[Items from a figure collection]
** begin **

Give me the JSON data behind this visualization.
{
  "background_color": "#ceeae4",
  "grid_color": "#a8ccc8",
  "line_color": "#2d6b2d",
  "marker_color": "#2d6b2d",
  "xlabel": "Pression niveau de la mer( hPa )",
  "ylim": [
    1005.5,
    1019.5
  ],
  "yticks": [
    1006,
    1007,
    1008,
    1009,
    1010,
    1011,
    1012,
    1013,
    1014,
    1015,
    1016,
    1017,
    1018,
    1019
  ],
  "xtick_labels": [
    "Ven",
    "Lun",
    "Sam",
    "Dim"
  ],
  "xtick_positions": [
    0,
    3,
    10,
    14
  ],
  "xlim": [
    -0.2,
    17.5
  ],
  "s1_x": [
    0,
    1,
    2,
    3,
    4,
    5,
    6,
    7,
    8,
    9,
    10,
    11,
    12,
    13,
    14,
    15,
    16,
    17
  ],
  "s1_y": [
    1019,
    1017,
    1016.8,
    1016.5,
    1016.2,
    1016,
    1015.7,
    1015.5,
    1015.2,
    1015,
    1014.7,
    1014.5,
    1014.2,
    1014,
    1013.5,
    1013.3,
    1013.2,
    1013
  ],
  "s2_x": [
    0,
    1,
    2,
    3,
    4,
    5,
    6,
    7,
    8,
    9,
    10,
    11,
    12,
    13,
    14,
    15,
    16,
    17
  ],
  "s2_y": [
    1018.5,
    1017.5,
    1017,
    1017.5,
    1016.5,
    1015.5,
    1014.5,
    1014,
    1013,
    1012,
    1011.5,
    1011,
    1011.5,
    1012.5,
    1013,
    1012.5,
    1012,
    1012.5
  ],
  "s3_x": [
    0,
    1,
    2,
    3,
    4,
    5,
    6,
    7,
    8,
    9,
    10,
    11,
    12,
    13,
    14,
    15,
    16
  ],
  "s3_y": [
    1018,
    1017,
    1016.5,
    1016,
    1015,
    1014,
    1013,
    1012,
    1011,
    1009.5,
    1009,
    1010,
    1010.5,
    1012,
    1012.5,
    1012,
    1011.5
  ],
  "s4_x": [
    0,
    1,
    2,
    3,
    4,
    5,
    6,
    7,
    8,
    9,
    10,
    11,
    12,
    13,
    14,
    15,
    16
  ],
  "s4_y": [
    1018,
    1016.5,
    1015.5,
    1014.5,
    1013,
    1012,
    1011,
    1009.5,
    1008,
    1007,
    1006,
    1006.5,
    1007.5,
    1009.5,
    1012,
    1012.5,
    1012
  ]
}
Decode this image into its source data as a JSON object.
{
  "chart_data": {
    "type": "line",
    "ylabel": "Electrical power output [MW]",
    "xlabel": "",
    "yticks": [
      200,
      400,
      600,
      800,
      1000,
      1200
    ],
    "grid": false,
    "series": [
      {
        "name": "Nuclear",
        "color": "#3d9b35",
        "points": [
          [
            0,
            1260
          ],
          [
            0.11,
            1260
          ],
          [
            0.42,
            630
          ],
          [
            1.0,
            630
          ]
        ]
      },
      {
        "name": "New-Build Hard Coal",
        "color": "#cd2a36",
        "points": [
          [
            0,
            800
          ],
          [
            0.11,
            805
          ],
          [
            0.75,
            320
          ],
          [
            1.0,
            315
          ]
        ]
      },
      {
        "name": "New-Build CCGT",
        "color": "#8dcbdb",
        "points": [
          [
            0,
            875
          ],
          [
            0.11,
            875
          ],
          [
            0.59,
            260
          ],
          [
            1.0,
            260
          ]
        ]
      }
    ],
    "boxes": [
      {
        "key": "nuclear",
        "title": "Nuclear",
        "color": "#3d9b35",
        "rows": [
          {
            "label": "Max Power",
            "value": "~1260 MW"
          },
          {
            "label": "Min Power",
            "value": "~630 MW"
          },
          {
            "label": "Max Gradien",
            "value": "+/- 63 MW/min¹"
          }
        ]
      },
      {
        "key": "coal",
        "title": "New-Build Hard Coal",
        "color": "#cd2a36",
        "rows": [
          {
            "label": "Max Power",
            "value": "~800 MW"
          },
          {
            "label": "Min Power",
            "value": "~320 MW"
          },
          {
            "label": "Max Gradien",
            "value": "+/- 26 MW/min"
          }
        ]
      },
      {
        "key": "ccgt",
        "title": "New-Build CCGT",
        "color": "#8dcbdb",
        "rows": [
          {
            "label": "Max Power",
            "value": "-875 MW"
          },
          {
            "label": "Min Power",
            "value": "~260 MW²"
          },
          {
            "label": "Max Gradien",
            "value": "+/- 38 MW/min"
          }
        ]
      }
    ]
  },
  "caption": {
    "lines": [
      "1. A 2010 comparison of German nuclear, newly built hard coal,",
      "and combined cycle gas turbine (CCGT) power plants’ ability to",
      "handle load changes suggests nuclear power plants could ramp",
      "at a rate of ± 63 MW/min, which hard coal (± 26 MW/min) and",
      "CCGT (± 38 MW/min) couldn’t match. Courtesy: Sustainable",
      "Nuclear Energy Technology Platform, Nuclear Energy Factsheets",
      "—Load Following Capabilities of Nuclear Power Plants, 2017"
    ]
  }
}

** end **

TASK STATEMENT = Nothing in the listing may be changed; retype it all exactly.

OUTPUT OF THE TASK =
Give me the JSON data behind this visualization.
{
  "background_color": "#ceeae4",
  "grid_color": "#a8ccc8",
  "line_color": "#2d6b2d",
  "marker_color": "#2d6b2d",
  "xlabel": "Pression niveau de la mer( hPa )",
  "ylim": [
    1005.5,
    1019.5
  ],
  "yticks": [
    1006,
    1007,
    1008,
    1009,
    1010,
    1011,
    1012,
    1013,
    1014,
    1015,
    1016,
    1017,
    1018,
    1019
  ],
  "xtick_labels": [
    "Ven",
    "Lun",
    "Sam",
    "Dim"
  ],
  "xtick_positions": [
    0,
    3,
    10,
    14
  ],
  "xlim": [
    -0.2,
    17.5
  ],
  "s1_x": [
    0,
    1,
    2,
    3,
    4,
    5,
    6,
    7,
    8,
    9,
    10,
    11,
    12,
    13,
    14,
    15,
    16,
    17
  ],
  "s1_y": [
    1019,
    1017,
    1016.8,
    1016.5,
    1016.2,
    1016,
    1015.7,
    1015.5,
    1015.2,
    1015,
    1014.7,
    1014.5,
    1014.2,
    1014,
    1013.5,
    1013.3,
    1013.2,
    1013
  ],
  "s2_x": [
    0,
    1,
    2,
    3,
    4,
    5,
    6,
    7,
    8,
    9,
    10,
    11,
    12,
    13,
    14,
    15,
    16,
    17
  ],
  "s2_y": [
    1018.5,
    1017.5,
    1017,
    1017.5,
    1016.5,
    1015.5,
    1014.5,
    1014,
    1013,
    1012,
    1011.5,
    1011,
    1011.5,
    1012.5,
    1013,
    1012.5,
    1012,
    1012.5
  ],
  "s3_x": [
    0,
    1,
    2,
    3,
    4,
    5,
    6,
    7,
    8,
    9,
    10,
    11,
    12,
    13,
    14,
    15,
    16
  ],
  "s3_y": [
    1018,
    1017,
    1016.5,
    1016,
    1015,
    1014,
    1013,
    1012,
    1011,
    1009.5,
    1009,
    1010,
    1010.5,
    1012,
    1012.5,
    1012,
    1011.5
  ],
  "s4_x": [
    0,
    1,
    2,
    3,
    4,
    5,
    6,
    7,
    8,
    9,
    10,
    11,
    12,
    13,
    14,
    15,
    16
  ],
  "s4_y": [
    1018,
    1016.5,
    1015.5,
    1014.5,
    1013,
    1012,
    1011,
    1009.5,
    1008,
    1007,
    1006,
    1006.5,
    1007.5,
    1009.5,
    1012,
    1012.5,
    1012
  ]
}
Decode this image into its source data as a JSON object.
{
  "chart_data": {
    "type": "line",
    "ylabel": "Electrical power output [MW]",
    "xlabel": "",
    "yticks": [
      200,
      400,
      600,
      800,
      1000,
      1200
    ],
    "grid": false,
    "series": [
      {
        "name": "Nuclear",
        "color": "#3d9b35",
        "points": [
          [
            0,
            1260
          ],
          [
            0.11,
            1260
          ],
          [
            0.42,
            630
          ],
          [
            1.0,
            630
          ]
        ]
      },
      {
        "name": "New-Build Hard Coal",
        "color": "#cd2a36",
        "points": [
          [
            0,
            800
          ],
          [
            0.11,
            805
          ],
          [
            0.75,
            320
          ],
          [
            1.0,
            315
          ]
        ]
      },
      {
        "name": "New-Build CCGT",
        "color": "#8dcbdb",
        "points": [
          [
            0,
            875
          ],
          [
            0.11,
            875
          ],
          [
            0.59,
            260
          ],
          [
            1.0,
            260
          ]
        ]
      }
    ],
    "boxes": [
      {
        "key": "nuclear",
        "title": "Nuclear",
        "color": "#3d9b35",
        "rows": [
          {
            "label": "Max Power",
            "value": "~1260 MW"
          },
          {
            "label": "Min Power",
            "value": "~630 MW"
          },
          {
            "label": "Max Gradien",
            "value": "+/- 63 MW/min¹"
          }
        ]
      },
      {
        "key": "coal",
        "title": "New-Build Hard Coal",
        "color": "#cd2a36",
        "rows": [
          {
            "label": "Max Power",
            "value": "~800 MW"
          },
          {
            "label": "Min Power",
            "value": "~320 MW"
          },
          {
            "label": "Max Gradien",
            "value": "+/- 26 MW/min"
          }
        ]
      },
      {
        "key": "ccgt",
        "title": "New-Build CCGT",
        "color": "#8dcbdb",
        "rows": [
          {
            "label": "Max Power",
            "value": "-875 MW"
          },
          {
            "label": "Min Power",
            "value": "~260 MW²"
          },
          {
            "label": "Max Gradien",
            "value": "+/- 38 MW/min"
          }
        ]
      }
    ]
  },
  "caption": {
    "lines": [
      "1. A 2010 comparison of German nuclear, newly built hard coal,",
      "and combined cycle gas turbine (CCGT) power plants’ ability to",
      "handle load changes suggests nuclear power plants could ramp",
      "at a rate of ± 63 MW/min, which hard coal (± 26 MW/min) and",
      "CCGT (± 38 MW/min) couldn’t match. Courtesy: Sustainable",
      "Nuclear Energy Technology Platform, Nuclear Energy Factsheets",
      "—Load Following Capabilities of Nuclear Power Plants, 2017"
    ]
  }
}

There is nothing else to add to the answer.